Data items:
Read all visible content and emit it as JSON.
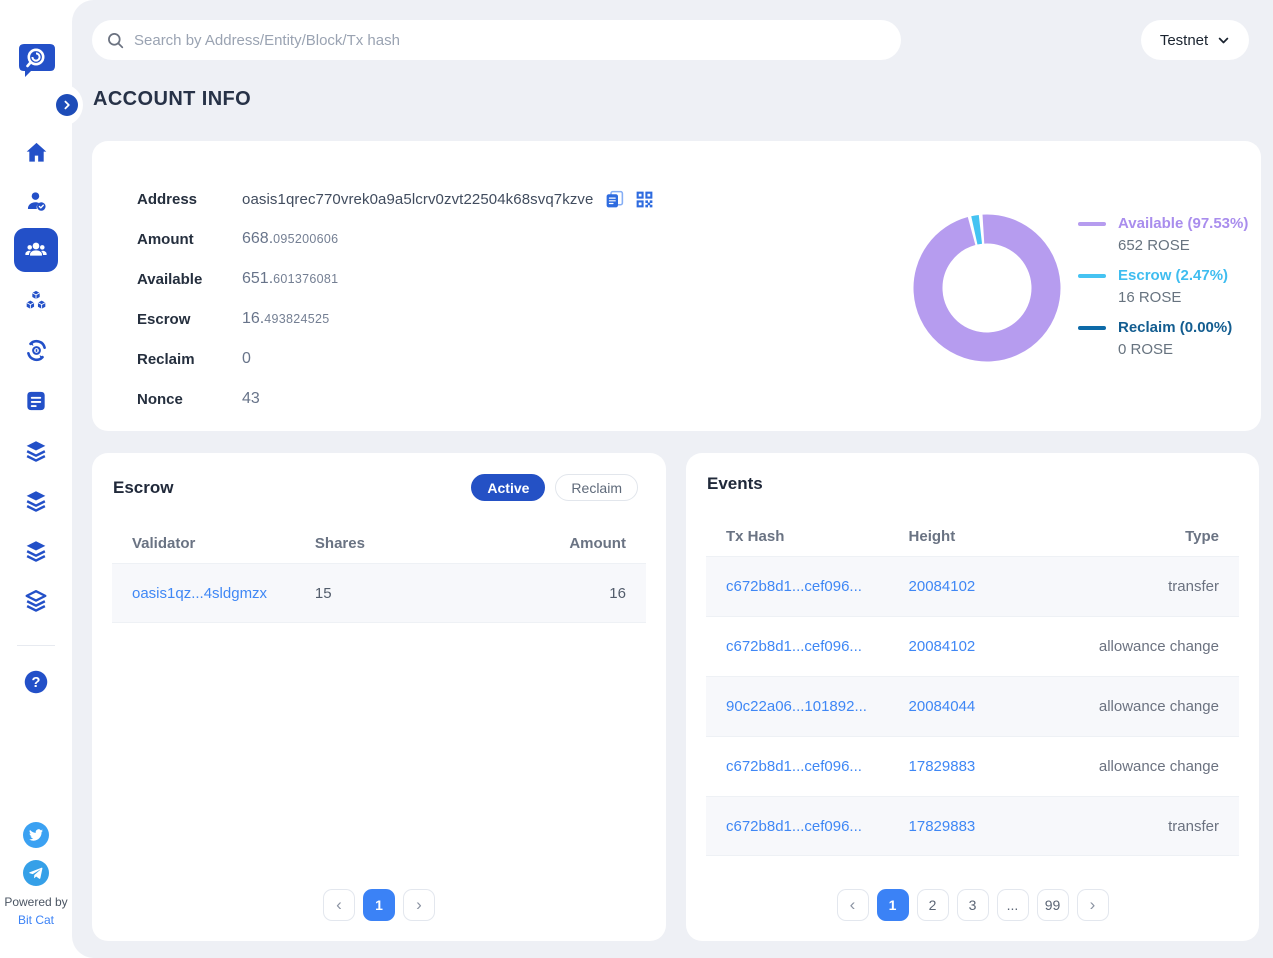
{
  "colors": {
    "sidebar_blue": "#2350c8",
    "link_blue": "#3f87f5",
    "active_page_blue": "#3b82f6",
    "active_tab_blue": "#2451c5",
    "content_background": "#eef0f5"
  },
  "topbar": {
    "search_placeholder": "Search by Address/Entity/Block/Tx hash",
    "network": "Testnet"
  },
  "page_title": "ACCOUNT INFO",
  "account": {
    "labels": {
      "address": "Address",
      "amount": "Amount",
      "available": "Available",
      "escrow": "Escrow",
      "reclaim": "Reclaim",
      "nonce": "Nonce"
    },
    "address": "oasis1qrec770vrek0a9a5lcrv0zvt22504k68svq7kzve",
    "amount_int": "668.",
    "amount_dec": "095200606",
    "available_int": "651.",
    "available_dec": "601376081",
    "escrow_int": "16.",
    "escrow_dec": "493824525",
    "reclaim": "0",
    "nonce": "43"
  },
  "chart_data": {
    "type": "pie",
    "donut": true,
    "legend_position": "right",
    "rotation": -93.5,
    "segments": [
      {
        "label": "Available",
        "pct": 97.53,
        "label_full": "Available (97.53%)",
        "amount_text": "652 ROSE",
        "value_rose": 652,
        "color": "#b69cef",
        "text_color": "#a98ded"
      },
      {
        "label": "Escrow",
        "pct": 2.47,
        "label_full": "Escrow (2.47%)",
        "amount_text": "16 ROSE",
        "value_rose": 16,
        "color": "#45c3f2",
        "text_color": "#3fbdf0"
      },
      {
        "label": "Reclaim",
        "pct": 0.0,
        "label_full": "Reclaim (0.00%)",
        "amount_text": "0 ROSE",
        "value_rose": 0,
        "color": "#0d6aa8",
        "text_color": "#135d90"
      }
    ]
  },
  "escrow_panel": {
    "title": "Escrow",
    "tabs": [
      {
        "label": "Active",
        "active": true
      },
      {
        "label": "Reclaim",
        "active": false
      }
    ],
    "columns": [
      "Validator",
      "Shares",
      "Amount"
    ],
    "rows": [
      {
        "validator": "oasis1qz...4sldgmzx",
        "shares": "15",
        "amount": "16"
      }
    ],
    "pagination": {
      "pages": [
        "1"
      ],
      "active": "1",
      "prev": "‹",
      "next": "›"
    }
  },
  "events_panel": {
    "title": "Events",
    "columns": [
      "Tx Hash",
      "Height",
      "Type"
    ],
    "rows": [
      {
        "tx": "c672b8d1...cef096...",
        "height": "20084102",
        "type": "transfer"
      },
      {
        "tx": "c672b8d1...cef096...",
        "height": "20084102",
        "type": "allowance change"
      },
      {
        "tx": "90c22a06...101892...",
        "height": "20084044",
        "type": "allowance change"
      },
      {
        "tx": "c672b8d1...cef096...",
        "height": "17829883",
        "type": "allowance change"
      },
      {
        "tx": "c672b8d1...cef096...",
        "height": "17829883",
        "type": "transfer"
      }
    ],
    "pagination": {
      "pages": [
        "1",
        "2",
        "3",
        "...",
        "99"
      ],
      "active": "1",
      "prev": "‹",
      "next": "›"
    }
  },
  "sidebar": {
    "logo": "oasisscan-logo",
    "items": [
      {
        "icon": "home-icon",
        "active": false
      },
      {
        "icon": "validator-icon",
        "active": false
      },
      {
        "icon": "accounts-icon",
        "active": true
      },
      {
        "icon": "blocks-icon",
        "active": false
      },
      {
        "icon": "transactions-icon",
        "active": false
      },
      {
        "icon": "proposals-icon",
        "active": false
      },
      {
        "icon": "layers-icon",
        "active": false
      },
      {
        "icon": "layers-icon",
        "active": false
      },
      {
        "icon": "layers-icon",
        "active": false
      },
      {
        "icon": "layers-icon",
        "active": false
      },
      {
        "icon": "help-icon",
        "active": false
      }
    ],
    "social": [
      {
        "icon": "twitter-icon"
      },
      {
        "icon": "telegram-icon"
      }
    ],
    "powered_by": "Powered by",
    "brand": "Bit Cat"
  }
}
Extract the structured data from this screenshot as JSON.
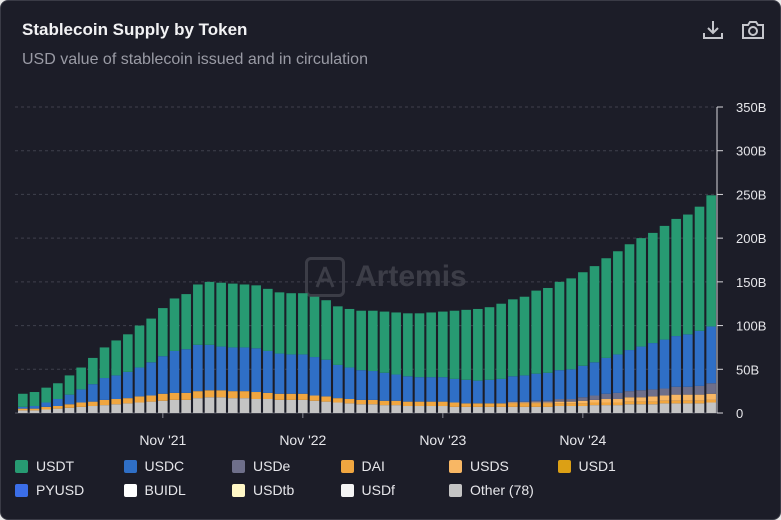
{
  "header": {
    "title": "Stablecoin Supply by Token",
    "subtitle": "USD value of stablecoin issued and in circulation"
  },
  "toolbar": {
    "download_icon": "download-icon",
    "camera_icon": "camera-icon"
  },
  "watermark": {
    "text": "Artemis"
  },
  "colors": {
    "background": "#1c1d28",
    "USDT": "#279a72",
    "USDC": "#2f6fc6",
    "USDe": "#6e6f8a",
    "DAI": "#f0a640",
    "USDS": "#f8b764",
    "USD1": "#dca015",
    "PYUSD": "#3b6ee8",
    "BUIDL": "#ffffff",
    "USDtb": "#fff7c6",
    "USDf": "#f4f4f4",
    "Other": "#c4c4c4"
  },
  "chart_data": {
    "type": "bar",
    "stacked": true,
    "title": "Stablecoin Supply by Token",
    "subtitle": "USD value of stablecoin issued and in circulation",
    "x_ticks": [
      "Nov '21",
      "Nov '22",
      "Nov '23",
      "Nov '24"
    ],
    "x_tick_bar_index": [
      12,
      24,
      36,
      48
    ],
    "y_ticks": [
      "0",
      "50B",
      "100B",
      "150B",
      "200B",
      "250B",
      "300B",
      "350B"
    ],
    "y_tick_values": [
      0,
      50,
      100,
      150,
      200,
      250,
      300,
      350
    ],
    "ylim": [
      0,
      350
    ],
    "unit": "B USD",
    "legend": [
      "USDT",
      "USDC",
      "USDe",
      "DAI",
      "USDS",
      "USD1",
      "PYUSD",
      "BUIDL",
      "USDtb",
      "USDf",
      "Other (78)"
    ],
    "legend_keys": [
      "USDT",
      "USDC",
      "USDe",
      "DAI",
      "USDS",
      "USD1",
      "PYUSD",
      "BUIDL",
      "USDtb",
      "USDf",
      "Other"
    ],
    "series": [
      {
        "name": "Other",
        "values": [
          3,
          3,
          4,
          5,
          6,
          7,
          8,
          9,
          10,
          11,
          12,
          13,
          14,
          15,
          15,
          17,
          18,
          18,
          17,
          17,
          16,
          16,
          15,
          15,
          15,
          14,
          13,
          12,
          11,
          10,
          10,
          9,
          9,
          8,
          8,
          8,
          8,
          7,
          7,
          7,
          7,
          7,
          7,
          7,
          7,
          7,
          8,
          8,
          8,
          9,
          9,
          9,
          10,
          10,
          10,
          11,
          11,
          11,
          11,
          12
        ]
      },
      {
        "name": "DAI",
        "values": [
          2,
          2,
          3,
          3,
          4,
          5,
          5,
          6,
          6,
          6,
          7,
          7,
          8,
          8,
          8,
          8,
          8,
          8,
          8,
          8,
          8,
          7,
          7,
          7,
          7,
          6,
          6,
          5,
          5,
          5,
          5,
          5,
          5,
          5,
          5,
          5,
          5,
          5,
          4,
          4,
          4,
          4,
          4,
          4,
          4,
          4,
          3,
          3,
          3,
          3,
          3,
          3,
          3,
          3,
          3,
          3,
          3,
          3,
          3,
          3
        ]
      },
      {
        "name": "USDS",
        "values": [
          0,
          0,
          0,
          0,
          0,
          0,
          0,
          0,
          0,
          0,
          0,
          0,
          0,
          0,
          0,
          0,
          0,
          0,
          0,
          0,
          0,
          0,
          0,
          0,
          0,
          0,
          0,
          0,
          0,
          0,
          0,
          0,
          0,
          0,
          0,
          0,
          0,
          0,
          0,
          0,
          0,
          0,
          1,
          1,
          1,
          1,
          2,
          2,
          3,
          3,
          4,
          4,
          5,
          5,
          6,
          6,
          7,
          7,
          7,
          7
        ]
      },
      {
        "name": "USDe",
        "values": [
          0,
          0,
          0,
          0,
          0,
          0,
          0,
          0,
          0,
          0,
          0,
          0,
          0,
          0,
          0,
          0,
          0,
          0,
          0,
          0,
          0,
          0,
          0,
          0,
          0,
          0,
          0,
          0,
          0,
          0,
          0,
          0,
          0,
          0,
          0,
          0,
          0,
          0,
          0,
          0,
          0,
          0,
          1,
          1,
          2,
          2,
          3,
          3,
          4,
          5,
          6,
          7,
          7,
          8,
          8,
          8,
          9,
          9,
          10,
          12
        ]
      },
      {
        "name": "USDC",
        "values": [
          2,
          3,
          5,
          8,
          11,
          15,
          20,
          25,
          27,
          30,
          33,
          38,
          43,
          48,
          50,
          53,
          52,
          50,
          50,
          50,
          50,
          48,
          46,
          45,
          45,
          44,
          42,
          38,
          36,
          34,
          33,
          32,
          30,
          29,
          28,
          28,
          28,
          27,
          27,
          26,
          27,
          28,
          29,
          30,
          31,
          32,
          33,
          34,
          36,
          38,
          41,
          44,
          47,
          50,
          53,
          56,
          58,
          60,
          63,
          65
        ]
      },
      {
        "name": "USDT",
        "values": [
          15,
          16,
          17,
          18,
          22,
          25,
          30,
          35,
          40,
          43,
          48,
          50,
          55,
          60,
          63,
          69,
          72,
          73,
          73,
          72,
          72,
          71,
          70,
          70,
          70,
          69,
          68,
          67,
          67,
          68,
          69,
          70,
          71,
          72,
          73,
          74,
          75,
          78,
          80,
          82,
          83,
          86,
          88,
          90,
          95,
          97,
          101,
          104,
          107,
          110,
          114,
          118,
          121,
          124,
          126,
          130,
          134,
          137,
          142,
          150
        ]
      }
    ]
  },
  "legend_items": [
    {
      "key": "USDT",
      "label": "USDT"
    },
    {
      "key": "USDC",
      "label": "USDC"
    },
    {
      "key": "USDe",
      "label": "USDe"
    },
    {
      "key": "DAI",
      "label": "DAI"
    },
    {
      "key": "USDS",
      "label": "USDS"
    },
    {
      "key": "USD1",
      "label": "USD1"
    },
    {
      "key": "PYUSD",
      "label": "PYUSD"
    },
    {
      "key": "BUIDL",
      "label": "BUIDL"
    },
    {
      "key": "USDtb",
      "label": "USDtb"
    },
    {
      "key": "USDf",
      "label": "USDf"
    },
    {
      "key": "Other",
      "label": "Other (78)"
    }
  ]
}
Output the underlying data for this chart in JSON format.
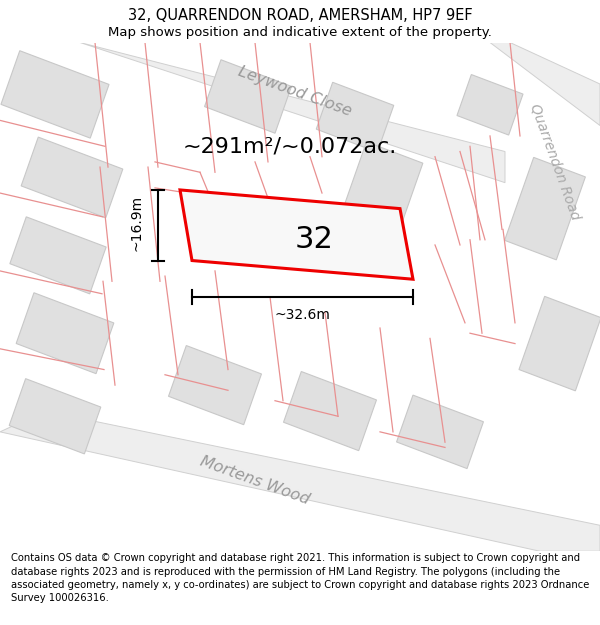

STATED PROBLEM
Establish how many lines of the records contain the string "USDS" and state that number without elaboration.

OUTPUT OF THE EXERCISE
6